Gather the lines from the material that contain "Sleeve".
Begin
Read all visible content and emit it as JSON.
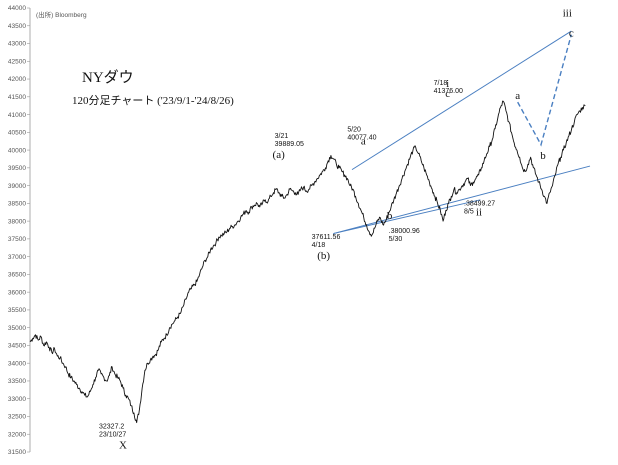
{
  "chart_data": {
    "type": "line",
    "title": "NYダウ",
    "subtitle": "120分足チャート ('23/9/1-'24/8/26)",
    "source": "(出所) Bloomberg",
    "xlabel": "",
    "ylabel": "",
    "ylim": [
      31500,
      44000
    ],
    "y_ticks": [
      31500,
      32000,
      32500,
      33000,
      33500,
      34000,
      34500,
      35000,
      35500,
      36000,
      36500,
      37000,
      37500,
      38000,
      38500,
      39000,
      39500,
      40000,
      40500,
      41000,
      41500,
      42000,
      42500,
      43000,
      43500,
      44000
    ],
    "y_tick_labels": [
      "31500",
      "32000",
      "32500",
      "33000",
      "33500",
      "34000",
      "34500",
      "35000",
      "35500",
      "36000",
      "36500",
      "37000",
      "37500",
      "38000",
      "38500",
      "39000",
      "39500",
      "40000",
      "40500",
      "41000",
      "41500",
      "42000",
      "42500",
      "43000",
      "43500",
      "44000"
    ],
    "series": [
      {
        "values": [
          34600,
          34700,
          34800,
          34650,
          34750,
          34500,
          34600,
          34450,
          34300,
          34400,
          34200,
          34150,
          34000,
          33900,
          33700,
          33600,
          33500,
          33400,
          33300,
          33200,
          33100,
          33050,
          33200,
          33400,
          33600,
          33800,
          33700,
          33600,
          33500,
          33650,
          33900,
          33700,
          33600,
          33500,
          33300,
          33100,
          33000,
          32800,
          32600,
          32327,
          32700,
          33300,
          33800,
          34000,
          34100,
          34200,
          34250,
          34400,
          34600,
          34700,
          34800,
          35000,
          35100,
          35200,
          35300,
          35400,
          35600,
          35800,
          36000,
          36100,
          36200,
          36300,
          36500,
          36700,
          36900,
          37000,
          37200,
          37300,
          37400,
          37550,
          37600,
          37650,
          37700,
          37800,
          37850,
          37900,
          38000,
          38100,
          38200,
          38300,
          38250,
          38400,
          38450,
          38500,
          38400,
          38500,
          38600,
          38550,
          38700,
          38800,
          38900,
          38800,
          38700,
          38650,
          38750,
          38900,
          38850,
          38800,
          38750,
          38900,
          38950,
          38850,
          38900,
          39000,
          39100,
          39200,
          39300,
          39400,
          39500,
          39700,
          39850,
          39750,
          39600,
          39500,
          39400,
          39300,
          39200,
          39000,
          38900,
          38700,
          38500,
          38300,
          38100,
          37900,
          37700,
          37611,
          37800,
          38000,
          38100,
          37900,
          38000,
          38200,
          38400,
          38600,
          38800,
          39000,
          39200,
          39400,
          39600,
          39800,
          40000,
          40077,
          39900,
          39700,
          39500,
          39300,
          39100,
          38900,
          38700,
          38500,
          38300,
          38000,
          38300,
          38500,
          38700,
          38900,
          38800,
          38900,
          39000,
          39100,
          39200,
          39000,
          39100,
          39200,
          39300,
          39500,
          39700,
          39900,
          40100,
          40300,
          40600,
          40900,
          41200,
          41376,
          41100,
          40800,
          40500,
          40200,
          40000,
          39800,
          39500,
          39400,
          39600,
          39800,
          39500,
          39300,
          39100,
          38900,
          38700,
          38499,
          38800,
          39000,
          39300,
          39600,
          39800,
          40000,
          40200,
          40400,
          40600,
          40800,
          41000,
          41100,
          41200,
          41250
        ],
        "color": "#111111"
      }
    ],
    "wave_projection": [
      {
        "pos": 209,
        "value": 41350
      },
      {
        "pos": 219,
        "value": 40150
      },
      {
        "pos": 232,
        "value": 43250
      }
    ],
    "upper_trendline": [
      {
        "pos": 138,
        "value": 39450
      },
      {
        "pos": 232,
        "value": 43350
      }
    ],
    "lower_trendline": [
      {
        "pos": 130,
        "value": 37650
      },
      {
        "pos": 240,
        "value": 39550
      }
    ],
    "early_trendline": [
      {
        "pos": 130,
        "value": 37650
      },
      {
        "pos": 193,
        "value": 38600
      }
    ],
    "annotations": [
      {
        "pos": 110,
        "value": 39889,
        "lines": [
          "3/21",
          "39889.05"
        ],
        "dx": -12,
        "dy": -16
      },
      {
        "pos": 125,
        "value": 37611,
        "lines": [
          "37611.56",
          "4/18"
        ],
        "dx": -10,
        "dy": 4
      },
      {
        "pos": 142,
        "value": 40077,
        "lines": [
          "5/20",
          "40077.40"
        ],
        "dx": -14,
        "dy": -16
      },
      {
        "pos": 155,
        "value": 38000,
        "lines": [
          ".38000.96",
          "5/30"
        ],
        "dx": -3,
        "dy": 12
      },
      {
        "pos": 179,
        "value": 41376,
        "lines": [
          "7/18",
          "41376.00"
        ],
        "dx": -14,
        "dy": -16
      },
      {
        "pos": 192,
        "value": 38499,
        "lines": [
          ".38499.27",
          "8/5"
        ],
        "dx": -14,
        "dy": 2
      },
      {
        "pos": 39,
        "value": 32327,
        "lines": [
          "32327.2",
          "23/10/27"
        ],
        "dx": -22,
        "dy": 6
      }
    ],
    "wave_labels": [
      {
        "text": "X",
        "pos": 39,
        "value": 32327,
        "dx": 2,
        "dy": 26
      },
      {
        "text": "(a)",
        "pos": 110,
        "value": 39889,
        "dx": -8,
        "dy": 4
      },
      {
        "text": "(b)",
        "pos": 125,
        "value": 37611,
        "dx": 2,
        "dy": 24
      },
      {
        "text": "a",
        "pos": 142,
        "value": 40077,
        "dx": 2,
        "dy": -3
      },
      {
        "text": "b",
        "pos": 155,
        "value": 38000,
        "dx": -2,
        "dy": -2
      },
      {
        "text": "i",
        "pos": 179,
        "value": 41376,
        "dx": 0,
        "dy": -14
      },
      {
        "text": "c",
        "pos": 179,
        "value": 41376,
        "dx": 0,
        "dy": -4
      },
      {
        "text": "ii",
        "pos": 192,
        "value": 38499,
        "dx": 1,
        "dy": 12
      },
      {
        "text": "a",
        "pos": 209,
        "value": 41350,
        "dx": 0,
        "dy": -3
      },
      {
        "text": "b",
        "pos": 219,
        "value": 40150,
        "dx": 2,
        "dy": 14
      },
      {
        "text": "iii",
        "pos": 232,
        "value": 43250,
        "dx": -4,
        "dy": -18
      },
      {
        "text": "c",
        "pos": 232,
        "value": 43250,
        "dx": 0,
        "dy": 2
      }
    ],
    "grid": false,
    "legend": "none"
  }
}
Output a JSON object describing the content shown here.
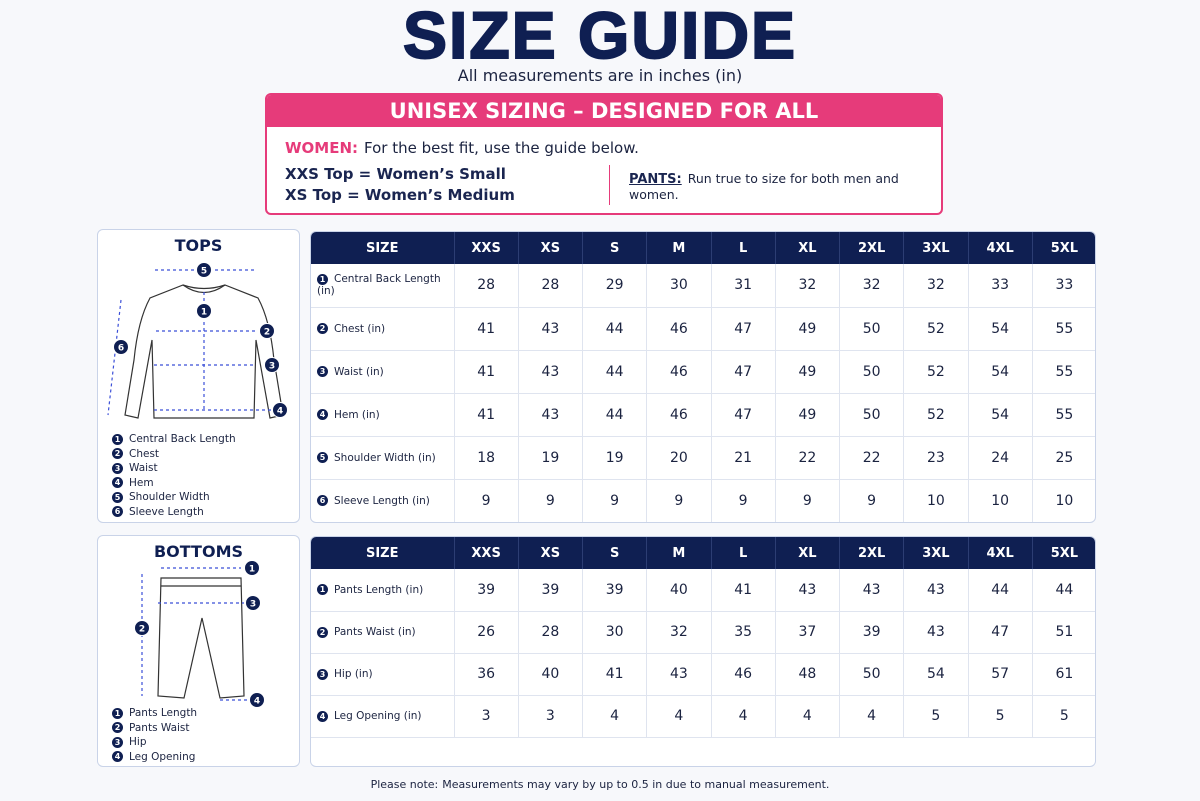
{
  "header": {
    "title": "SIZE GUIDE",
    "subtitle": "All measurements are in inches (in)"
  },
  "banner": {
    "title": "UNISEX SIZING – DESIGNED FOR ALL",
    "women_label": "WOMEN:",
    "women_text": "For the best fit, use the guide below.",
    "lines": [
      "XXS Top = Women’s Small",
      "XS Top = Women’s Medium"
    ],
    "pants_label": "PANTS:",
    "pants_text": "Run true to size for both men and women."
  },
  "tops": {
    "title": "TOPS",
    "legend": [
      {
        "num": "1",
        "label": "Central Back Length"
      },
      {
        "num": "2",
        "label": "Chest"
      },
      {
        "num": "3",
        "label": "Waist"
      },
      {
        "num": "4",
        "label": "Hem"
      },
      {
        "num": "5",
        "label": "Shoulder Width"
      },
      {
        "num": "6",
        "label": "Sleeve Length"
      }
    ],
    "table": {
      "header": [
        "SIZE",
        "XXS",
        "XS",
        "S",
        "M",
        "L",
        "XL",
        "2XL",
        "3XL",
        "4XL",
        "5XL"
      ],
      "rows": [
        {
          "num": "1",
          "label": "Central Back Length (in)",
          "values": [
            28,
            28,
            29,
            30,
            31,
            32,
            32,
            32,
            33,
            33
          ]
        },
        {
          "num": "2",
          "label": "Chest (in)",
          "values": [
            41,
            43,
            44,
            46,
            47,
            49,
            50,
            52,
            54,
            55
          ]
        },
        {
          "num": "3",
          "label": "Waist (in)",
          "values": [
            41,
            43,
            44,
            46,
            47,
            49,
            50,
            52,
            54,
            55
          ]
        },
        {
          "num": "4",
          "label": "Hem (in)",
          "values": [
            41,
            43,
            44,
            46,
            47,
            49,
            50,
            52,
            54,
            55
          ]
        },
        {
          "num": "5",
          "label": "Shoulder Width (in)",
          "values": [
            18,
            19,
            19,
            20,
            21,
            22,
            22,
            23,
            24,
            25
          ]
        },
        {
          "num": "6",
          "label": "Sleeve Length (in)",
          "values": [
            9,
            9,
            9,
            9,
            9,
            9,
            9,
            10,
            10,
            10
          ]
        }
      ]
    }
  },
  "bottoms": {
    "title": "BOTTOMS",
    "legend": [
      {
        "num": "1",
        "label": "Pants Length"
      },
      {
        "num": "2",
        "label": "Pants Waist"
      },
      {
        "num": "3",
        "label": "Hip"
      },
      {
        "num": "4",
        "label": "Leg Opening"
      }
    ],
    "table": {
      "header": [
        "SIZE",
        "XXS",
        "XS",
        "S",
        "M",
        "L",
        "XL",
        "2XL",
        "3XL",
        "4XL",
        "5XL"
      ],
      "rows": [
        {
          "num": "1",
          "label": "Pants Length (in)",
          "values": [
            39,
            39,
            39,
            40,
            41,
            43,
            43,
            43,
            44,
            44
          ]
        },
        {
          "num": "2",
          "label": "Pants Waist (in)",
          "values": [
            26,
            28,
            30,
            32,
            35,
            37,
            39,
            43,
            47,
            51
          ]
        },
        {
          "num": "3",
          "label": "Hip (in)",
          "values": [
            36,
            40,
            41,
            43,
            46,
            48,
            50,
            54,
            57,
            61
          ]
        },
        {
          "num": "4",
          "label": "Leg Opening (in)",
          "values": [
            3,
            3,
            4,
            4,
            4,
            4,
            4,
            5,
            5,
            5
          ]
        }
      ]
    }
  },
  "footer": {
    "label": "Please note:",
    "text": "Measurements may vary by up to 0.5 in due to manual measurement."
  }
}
End
§ **Worked solution**:
        "label": "Sleeve Length"
          "label": "Sleeve Length (in)",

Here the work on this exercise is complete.